··· RECORDS

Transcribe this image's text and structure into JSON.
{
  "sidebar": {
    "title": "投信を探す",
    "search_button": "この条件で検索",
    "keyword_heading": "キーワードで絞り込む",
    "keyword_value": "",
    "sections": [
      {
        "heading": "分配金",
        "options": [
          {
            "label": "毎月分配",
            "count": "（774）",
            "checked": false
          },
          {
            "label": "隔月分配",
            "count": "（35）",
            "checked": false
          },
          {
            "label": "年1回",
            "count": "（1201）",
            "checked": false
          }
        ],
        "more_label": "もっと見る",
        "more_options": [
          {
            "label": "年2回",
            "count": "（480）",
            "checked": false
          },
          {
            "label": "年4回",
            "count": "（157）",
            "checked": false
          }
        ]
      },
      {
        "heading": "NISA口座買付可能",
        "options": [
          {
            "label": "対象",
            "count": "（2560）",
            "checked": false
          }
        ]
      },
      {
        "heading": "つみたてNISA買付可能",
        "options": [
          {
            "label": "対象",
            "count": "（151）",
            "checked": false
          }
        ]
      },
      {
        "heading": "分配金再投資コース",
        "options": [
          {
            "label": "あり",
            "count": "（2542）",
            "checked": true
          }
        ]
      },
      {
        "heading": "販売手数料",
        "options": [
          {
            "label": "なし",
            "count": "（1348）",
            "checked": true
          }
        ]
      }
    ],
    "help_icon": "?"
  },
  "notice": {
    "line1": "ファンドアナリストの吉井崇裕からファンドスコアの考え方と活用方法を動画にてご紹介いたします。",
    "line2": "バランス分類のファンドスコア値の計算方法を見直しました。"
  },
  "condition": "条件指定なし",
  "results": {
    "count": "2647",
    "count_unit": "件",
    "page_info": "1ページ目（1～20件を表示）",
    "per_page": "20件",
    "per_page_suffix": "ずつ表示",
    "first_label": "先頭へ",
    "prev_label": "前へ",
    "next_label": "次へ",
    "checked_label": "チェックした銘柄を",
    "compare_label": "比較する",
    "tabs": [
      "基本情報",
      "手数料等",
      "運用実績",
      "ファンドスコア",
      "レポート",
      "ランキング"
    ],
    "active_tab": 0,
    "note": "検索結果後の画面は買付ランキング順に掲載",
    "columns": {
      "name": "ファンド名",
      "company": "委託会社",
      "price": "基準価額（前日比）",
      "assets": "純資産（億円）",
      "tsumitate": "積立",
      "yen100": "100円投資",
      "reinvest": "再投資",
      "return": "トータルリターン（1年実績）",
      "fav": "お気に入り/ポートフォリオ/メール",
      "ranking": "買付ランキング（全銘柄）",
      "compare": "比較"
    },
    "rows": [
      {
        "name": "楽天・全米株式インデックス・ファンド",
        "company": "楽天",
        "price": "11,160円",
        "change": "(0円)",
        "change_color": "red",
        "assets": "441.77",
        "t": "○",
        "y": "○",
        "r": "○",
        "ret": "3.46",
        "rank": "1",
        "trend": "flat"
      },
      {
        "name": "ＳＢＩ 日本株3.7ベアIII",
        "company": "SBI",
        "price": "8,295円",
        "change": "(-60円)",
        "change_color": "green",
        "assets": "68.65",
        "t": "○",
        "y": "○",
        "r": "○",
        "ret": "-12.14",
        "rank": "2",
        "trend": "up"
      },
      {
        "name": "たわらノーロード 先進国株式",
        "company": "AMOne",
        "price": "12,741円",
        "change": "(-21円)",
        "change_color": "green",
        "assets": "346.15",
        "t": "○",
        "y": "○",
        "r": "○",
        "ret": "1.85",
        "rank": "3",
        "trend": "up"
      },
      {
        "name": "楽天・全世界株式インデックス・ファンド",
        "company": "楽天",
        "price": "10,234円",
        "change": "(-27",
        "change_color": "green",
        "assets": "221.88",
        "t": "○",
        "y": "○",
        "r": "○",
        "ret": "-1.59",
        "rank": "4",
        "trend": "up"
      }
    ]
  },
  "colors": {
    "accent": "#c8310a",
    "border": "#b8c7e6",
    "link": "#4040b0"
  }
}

······

## [INSTRUCTION]
Nothing in the data may differ; print all of it exactly as written.

## [FULL ANSWER]
Transcribe this image's text and structure into JSON.
{
  "sidebar": {
    "title": "投信を探す",
    "search_button": "この条件で検索",
    "keyword_heading": "キーワードで絞り込む",
    "keyword_value": "",
    "sections": [
      {
        "heading": "分配金",
        "options": [
          {
            "label": "毎月分配",
            "count": "（774）",
            "checked": false
          },
          {
            "label": "隔月分配",
            "count": "（35）",
            "checked": false
          },
          {
            "label": "年1回",
            "count": "（1201）",
            "checked": false
          }
        ],
        "more_label": "もっと見る",
        "more_options": [
          {
            "label": "年2回",
            "count": "（480）",
            "checked": false
          },
          {
            "label": "年4回",
            "count": "（157）",
            "checked": false
          }
        ]
      },
      {
        "heading": "NISA口座買付可能",
        "options": [
          {
            "label": "対象",
            "count": "（2560）",
            "checked": false
          }
        ]
      },
      {
        "heading": "つみたてNISA買付可能",
        "options": [
          {
            "label": "対象",
            "count": "（151）",
            "checked": false
          }
        ]
      },
      {
        "heading": "分配金再投資コース",
        "options": [
          {
            "label": "あり",
            "count": "（2542）",
            "checked": true
          }
        ]
      },
      {
        "heading": "販売手数料",
        "options": [
          {
            "label": "なし",
            "count": "（1348）",
            "checked": true
          }
        ]
      }
    ],
    "help_icon": "?"
  },
  "notice": {
    "line1": "ファンドアナリストの吉井崇裕からファンドスコアの考え方と活用方法を動画にてご紹介いたします。",
    "line2": "バランス分類のファンドスコア値の計算方法を見直しました。"
  },
  "condition": "条件指定なし",
  "results": {
    "count": "2647",
    "count_unit": "件",
    "page_info": "1ページ目（1～20件を表示）",
    "per_page": "20件",
    "per_page_suffix": "ずつ表示",
    "first_label": "先頭へ",
    "prev_label": "前へ",
    "next_label": "次へ",
    "checked_label": "チェックした銘柄を",
    "compare_label": "比較する",
    "tabs": [
      "基本情報",
      "手数料等",
      "運用実績",
      "ファンドスコア",
      "レポート",
      "ランキング"
    ],
    "active_tab": 0,
    "note": "検索結果後の画面は買付ランキング順に掲載",
    "columns": {
      "name": "ファンド名",
      "company": "委託会社",
      "price": "基準価額（前日比）",
      "assets": "純資産（億円）",
      "tsumitate": "積立",
      "yen100": "100円投資",
      "reinvest": "再投資",
      "return": "トータルリターン（1年実績）",
      "fav": "お気に入り/ポートフォリオ/メール",
      "ranking": "買付ランキング（全銘柄）",
      "compare": "比較"
    },
    "rows": [
      {
        "name": "楽天・全米株式インデックス・ファンド",
        "company": "楽天",
        "price": "11,160円",
        "change": "(0円)",
        "change_color": "red",
        "assets": "441.77",
        "t": "○",
        "y": "○",
        "r": "○",
        "ret": "3.46",
        "rank": "1",
        "trend": "flat"
      },
      {
        "name": "ＳＢＩ 日本株3.7ベアIII",
        "company": "SBI",
        "price": "8,295円",
        "change": "(-60円)",
        "change_color": "green",
        "assets": "68.65",
        "t": "○",
        "y": "○",
        "r": "○",
        "ret": "-12.14",
        "rank": "2",
        "trend": "up"
      },
      {
        "name": "たわらノーロード 先進国株式",
        "company": "AMOne",
        "price": "12,741円",
        "change": "(-21円)",
        "change_color": "green",
        "assets": "346.15",
        "t": "○",
        "y": "○",
        "r": "○",
        "ret": "1.85",
        "rank": "3",
        "trend": "up"
      },
      {
        "name": "楽天・全世界株式インデックス・ファンド",
        "company": "楽天",
        "price": "10,234円",
        "change": "(-27",
        "change_color": "green",
        "assets": "221.88",
        "t": "○",
        "y": "○",
        "r": "○",
        "ret": "-1.59",
        "rank": "4",
        "trend": "up"
      }
    ]
  },
  "colors": {
    "accent": "#c8310a",
    "border": "#b8c7e6",
    "link": "#4040b0"
  }
}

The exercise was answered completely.